(Dataset records)
+ + + + + + +

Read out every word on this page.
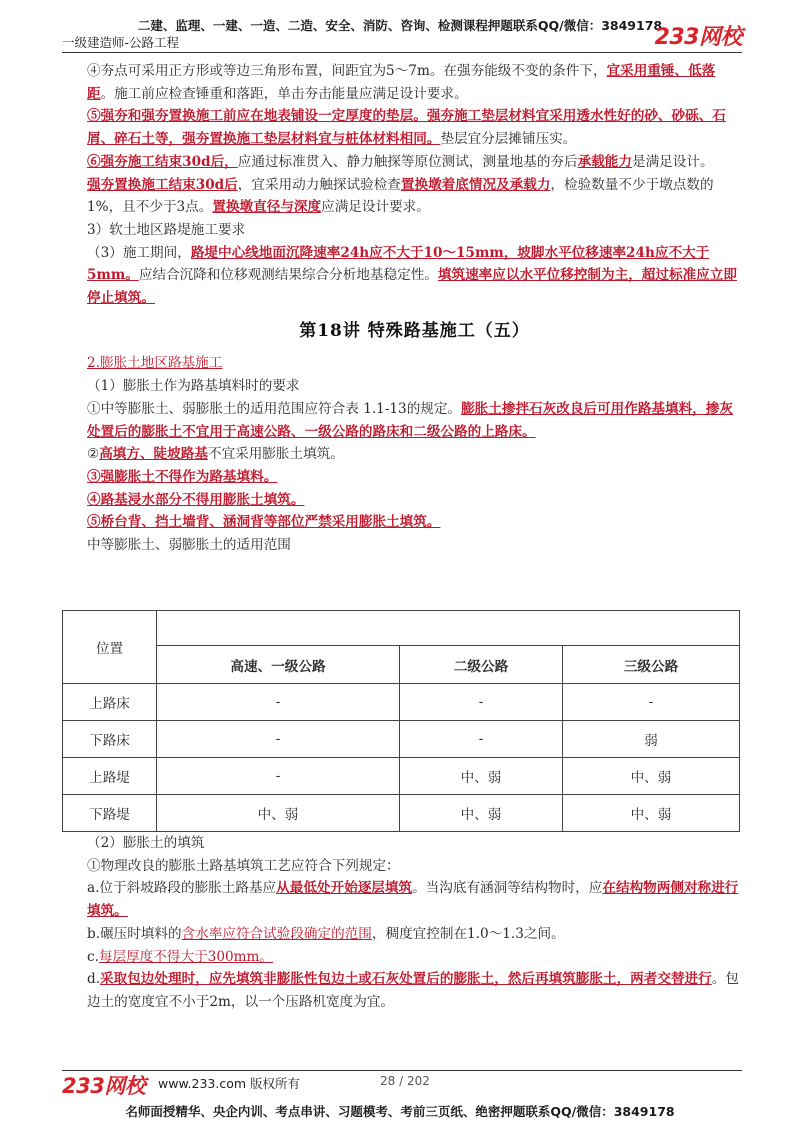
二建、监理、一建、一造、二造、安全、消防、咨询、检测课程押题联系QQ/微信：3849178
一级建造师-公路工程	233网校
④夯点可采用正方形或等边三角形布置，间距宜为5～7m。在强夯能级不变的条件下，宜采用重锤、低落距。施工前应检查锤重和落距，单击夯击能量应满足设计要求。
⑤强夯和强夯置换施工前应在地表铺设一定厚度的垫层。强夯施工垫层材料宜采用透水性好的砂、砂砾、石屑、碎石土等，强夯置换施工垫层材料宜与桩体材料相同。垫层宜分层摊铺压实。
⑥强夯施工结束30d后，应通过标准贯入、静力触探等原位测试，测量地基的夯后承载能力是满足设计。
强夯置换施工结束30d后，宜采用动力触探试验检查置换墩着底情况及承载力，检验数量不少于墩点数的1%，且不少于3点。置换墩直径与深度应满足设计要求。
3）软土地区路堤施工要求
（3）施工期间，路堤中心线地面沉降速率24h应不大于10～15mm，坡脚水平位移速率24h应不大于5mm。应结合沉降和位移观测结果综合分析地基稳定性。填筑速率应以水平位移控制为主，超过标准应立即停止填筑。
第18讲 特殊路基施工（五）
2.膨胀土地区路基施工
（1）膨胀土作为路基填料时的要求
①中等膨胀土、弱膨胀土的适用范围应符合表 1.1-13的规定。膨胀土掺拌石灰改良后可用作路基填料，掺灰处置后的膨胀土不宜用于高速公路、一级公路的路床和二级公路的上路床。
②高填方、陡坡路基不宜采用膨胀土填筑。
③强膨胀土不得作为路基填料。
④路基浸水部分不得用膨胀土填筑。
⑤桥台背、挡土墙背、涵洞背等部位严禁采用膨胀土填筑。
中等膨胀土、弱膨胀土的适用范围
位置			
	高速、一级公路	二级公路	三级公路
上路床	-	-	-
下路床	-	-	弱
上路堤	-	中、弱	中、弱
下路堤	中、弱	中、弱	中、弱
（2）膨胀土的填筑
①物理改良的膨胀土路基填筑工艺应符合下列规定：
a.位于斜坡路段的膨胀土路基应从最低处开始逐层填筑。当沟底有涵洞等结构物时，应在结构物两侧对称进行填筑。
b.碾压时填料的含水率应符合试验段确定的范围，稠度宜控制在1.0～1.3之间。
c.每层厚度不得大于300mm。
d.采取包边处理时，应先填筑非膨胀性包边土或石灰处置后的膨胀土，然后再填筑膨胀土，两者交替进行。包边土的宽度宜不小于2m，以一个压路机宽度为宜。
233网校 www.233.com 版权所有	28 / 202
名师面授精华、央企内训、考点串讲、习题模考、考前三页纸、绝密押题联系QQ/微信：3849178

+ + + + + + +

_Task objective_: None of the pictures should appear; repeat the records exactly otherwise.

_Written answer_:
Read out every word on this page.
二建、监理、一建、一造、二造、安全、消防、咨询、检测课程押题联系QQ/微信：3849178
一级建造师-公路工程	233网校
④夯点可采用正方形或等边三角形布置，间距宜为5～7m。在强夯能级不变的条件下，宜采用重锤、低落距。施工前应检查锤重和落距，单击夯击能量应满足设计要求。
⑤强夯和强夯置换施工前应在地表铺设一定厚度的垫层。强夯施工垫层材料宜采用透水性好的砂、砂砾、石屑、碎石土等，强夯置换施工垫层材料宜与桩体材料相同。垫层宜分层摊铺压实。
⑥强夯施工结束30d后，应通过标准贯入、静力触探等原位测试，测量地基的夯后承载能力是满足设计。
强夯置换施工结束30d后，宜采用动力触探试验检查置换墩着底情况及承载力，检验数量不少于墩点数的1%，且不少于3点。置换墩直径与深度应满足设计要求。
3）软土地区路堤施工要求
（3）施工期间，路堤中心线地面沉降速率24h应不大于10～15mm，坡脚水平位移速率24h应不大于5mm。应结合沉降和位移观测结果综合分析地基稳定性。填筑速率应以水平位移控制为主，超过标准应立即停止填筑。
第18讲 特殊路基施工（五）
2.膨胀土地区路基施工
（1）膨胀土作为路基填料时的要求
①中等膨胀土、弱膨胀土的适用范围应符合表 1.1-13的规定。膨胀土掺拌石灰改良后可用作路基填料，掺灰处置后的膨胀土不宜用于高速公路、一级公路的路床和二级公路的上路床。
②高填方、陡坡路基不宜采用膨胀土填筑。
③强膨胀土不得作为路基填料。
④路基浸水部分不得用膨胀土填筑。
⑤桥台背、挡土墙背、涵洞背等部位严禁采用膨胀土填筑。
中等膨胀土、弱膨胀土的适用范围
位置			
	高速、一级公路	二级公路	三级公路
上路床	-	-	-
下路床	-	-	弱
上路堤	-	中、弱	中、弱
下路堤	中、弱	中、弱	中、弱
（2）膨胀土的填筑
①物理改良的膨胀土路基填筑工艺应符合下列规定：
a.位于斜坡路段的膨胀土路基应从最低处开始逐层填筑。当沟底有涵洞等结构物时，应在结构物两侧对称进行填筑。
b.碾压时填料的含水率应符合试验段确定的范围，稠度宜控制在1.0～1.3之间。
c.每层厚度不得大于300mm。
d.采取包边处理时，应先填筑非膨胀性包边土或石灰处置后的膨胀土，然后再填筑膨胀土，两者交替进行。包边土的宽度宜不小于2m，以一个压路机宽度为宜。
233网校 www.233.com 版权所有	28 / 202
名师面授精华、央企内训、考点串讲、习题模考、考前三页纸、绝密押题联系QQ/微信：3849178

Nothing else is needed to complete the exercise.